• **Page extract**:

Ha ha my OH said the same thing, he was livid too! Some people just like to give their opinions and be seen as the best bunny mums ever but they arent perfect either!! I know im not nasty or horrible to my buns and im not sayng they are! Its weird they wantd me to stick them outside even thought they would get even less atention rather than send them to a nice new loving home where they would gets lots of attention and freedom!

ha ha l i like your post though thanks a lot! xxx

Enjoy your wine!


----------



## kellyrich (Jan 8, 2009)

Pamela said:


> Can you not select to stop the emails telling you another post has been made like you can on here. What forum is it? I think you should do what ever you want with your pets no one should tell you what to do, I wouldn't let them upset you.


Hi i dont think i can say the name on here, im not sure how other people have guessed!

Thanks xx


----------



## scosha37 (Feb 24, 2008)

Sorry that youe feeling like this Kelly...its pants when they gang up on you when you need help and advise and want the animals best interest.. Some forums can be rotten


----------



## red_dwarf15 (Nov 17, 2008)

hehe i just typed in rabbit forum into google and it was the first one  figured thats what you would have originally done. hehehe internet stalking at its best!!

the post that really got to me was the one who said her buns lived in her garden and she worked all day, didnt get back till late and just went outside to feed them!!!!!!!!! would she like being shut inside a box all day with no stimulation and then have a hand shoved in her box to feed her!!!!!! like 2 p[ampered spoilt house buns would wanna be outside in a unpampered loanly hutch. ggggrrrrrrr getting angry thinking about it lol

btw wine was good  even triede saying to the oh, hun look how upset and angry i am, do you know what would make me feel better.........a conti  he wasnt having any of it tho


----------



## kellyrich (Jan 8, 2009)

btw wine was good  even triede saying to the oh, hun look how upset and angry i am, do you know what would make me feel better.........a conti  he wasnt having any of it tho [/QUOTE]

ha ha you still wanting one then! lol! You will have to keep working at it, i did and now my OH is never without him, he loves him to bits cos he is like a dog!! lol!!

Spatial layout data

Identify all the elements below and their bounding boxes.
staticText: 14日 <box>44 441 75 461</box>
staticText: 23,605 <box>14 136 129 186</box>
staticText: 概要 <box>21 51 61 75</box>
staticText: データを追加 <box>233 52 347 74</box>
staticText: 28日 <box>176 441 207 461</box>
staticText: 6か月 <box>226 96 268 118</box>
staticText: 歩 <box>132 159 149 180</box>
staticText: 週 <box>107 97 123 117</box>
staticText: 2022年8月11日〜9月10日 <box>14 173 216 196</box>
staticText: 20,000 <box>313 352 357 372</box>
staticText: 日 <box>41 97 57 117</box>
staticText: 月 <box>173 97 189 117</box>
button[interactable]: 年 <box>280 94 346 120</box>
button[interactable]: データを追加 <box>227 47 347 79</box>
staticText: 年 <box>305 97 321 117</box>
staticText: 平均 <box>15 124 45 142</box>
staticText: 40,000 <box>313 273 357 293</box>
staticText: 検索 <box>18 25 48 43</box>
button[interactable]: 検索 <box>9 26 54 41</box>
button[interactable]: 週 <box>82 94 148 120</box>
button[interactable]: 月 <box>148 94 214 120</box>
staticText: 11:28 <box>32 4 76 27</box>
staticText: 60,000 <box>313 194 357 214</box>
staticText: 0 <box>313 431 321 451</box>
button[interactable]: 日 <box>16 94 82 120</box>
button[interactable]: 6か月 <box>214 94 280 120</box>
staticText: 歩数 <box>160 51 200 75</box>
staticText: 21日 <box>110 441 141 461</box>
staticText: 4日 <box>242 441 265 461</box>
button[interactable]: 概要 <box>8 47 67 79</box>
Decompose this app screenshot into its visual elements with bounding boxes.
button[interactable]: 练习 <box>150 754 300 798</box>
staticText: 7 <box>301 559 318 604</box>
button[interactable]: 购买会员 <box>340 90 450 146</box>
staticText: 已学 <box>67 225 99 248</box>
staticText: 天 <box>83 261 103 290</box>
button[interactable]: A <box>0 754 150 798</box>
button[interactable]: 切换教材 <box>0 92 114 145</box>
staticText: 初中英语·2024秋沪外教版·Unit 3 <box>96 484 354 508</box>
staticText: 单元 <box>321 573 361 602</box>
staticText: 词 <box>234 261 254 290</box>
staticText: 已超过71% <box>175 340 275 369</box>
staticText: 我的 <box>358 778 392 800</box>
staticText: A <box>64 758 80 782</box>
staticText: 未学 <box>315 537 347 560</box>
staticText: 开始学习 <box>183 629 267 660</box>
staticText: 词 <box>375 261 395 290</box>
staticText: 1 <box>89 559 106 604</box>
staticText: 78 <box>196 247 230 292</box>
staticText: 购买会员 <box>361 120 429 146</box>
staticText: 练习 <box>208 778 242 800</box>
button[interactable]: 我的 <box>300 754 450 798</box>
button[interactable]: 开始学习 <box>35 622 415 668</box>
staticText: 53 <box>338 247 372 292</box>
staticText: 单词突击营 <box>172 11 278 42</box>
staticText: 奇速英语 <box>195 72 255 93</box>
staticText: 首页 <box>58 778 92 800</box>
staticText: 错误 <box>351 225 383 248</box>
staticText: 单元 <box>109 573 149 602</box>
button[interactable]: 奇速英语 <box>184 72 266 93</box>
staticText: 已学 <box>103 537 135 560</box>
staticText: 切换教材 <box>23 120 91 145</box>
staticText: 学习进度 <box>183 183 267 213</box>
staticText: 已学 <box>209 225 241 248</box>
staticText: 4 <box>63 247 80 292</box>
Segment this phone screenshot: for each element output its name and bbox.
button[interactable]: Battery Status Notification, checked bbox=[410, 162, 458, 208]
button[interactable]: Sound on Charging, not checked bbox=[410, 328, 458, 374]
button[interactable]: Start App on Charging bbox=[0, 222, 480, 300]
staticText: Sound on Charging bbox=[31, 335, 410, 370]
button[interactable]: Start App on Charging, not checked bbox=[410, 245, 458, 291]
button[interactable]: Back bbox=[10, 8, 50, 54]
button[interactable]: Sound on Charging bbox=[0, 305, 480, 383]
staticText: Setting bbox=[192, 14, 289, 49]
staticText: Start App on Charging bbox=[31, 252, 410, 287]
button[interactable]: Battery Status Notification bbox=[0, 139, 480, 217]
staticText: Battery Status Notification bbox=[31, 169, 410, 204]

• **Work instructions**:
Copy the entire forum thread about the rabbits above word for word, from its first line to its last.

• **Exercise answer**:
Ha ha my OH said the same thing, he was livid too! Some people just like to give their opinions and be seen as the best bunny mums ever but they arent perfect either!! I know im not nasty or horrible to my buns and im not sayng they are! Its weird they wantd me to stick them outside even thought they would get even less atention rather than send them to a nice new loving home where they would gets lots of attention and freedom!

ha ha l i like your post though thanks a lot! xxx

Enjoy your wine!


----------



## kellyrich (Jan 8, 2009)

Pamela said:


> Can you not select to stop the emails telling you another post has been made like you can on here. What forum is it? I think you should do what ever you want with your pets no one should tell you what to do, I wouldn't let them upset you.


Hi i dont think i can say the name on here, im not sure how other people have guessed!

Thanks xx


----------



## scosha37 (Feb 24, 2008)

Sorry that youe feeling like this Kelly...its pants when they gang up on you when you need help and advise and want the animals best interest.. Some forums can be rotten


----------



## red_dwarf15 (Nov 17, 2008)

hehe i just typed in rabbit forum into google and it was the first one  figured thats what you would have originally done. hehehe internet stalking at its best!!

the post that really got to me was the one who said her buns lived in her garden and she worked all day, didnt get back till late and just went outside to feed them!!!!!!!!! would she like being shut inside a box all day with no stimulation and then have a hand shoved in her box to feed her!!!!!! like 2 p[ampered spoilt house buns would wanna be outside in a unpampered loanly hutch. ggggrrrrrrr getting angry thinking about it lol

btw wine was good  even triede saying to the oh, hun look how upset and angry i am, do you know what would make me feel better.........a conti  he wasnt having any of it tho


----------



## kellyrich (Jan 8, 2009)

btw wine was good  even triede saying to the oh, hun look how upset and angry i am, do you know what would make me feel better.........a conti  he wasnt having any of it tho [/QUOTE]

ha ha you still wanting one then! lol! You will have to keep working at it, i did and now my OH is never without him, he loves him to bits cos he is like a dog!! lol!!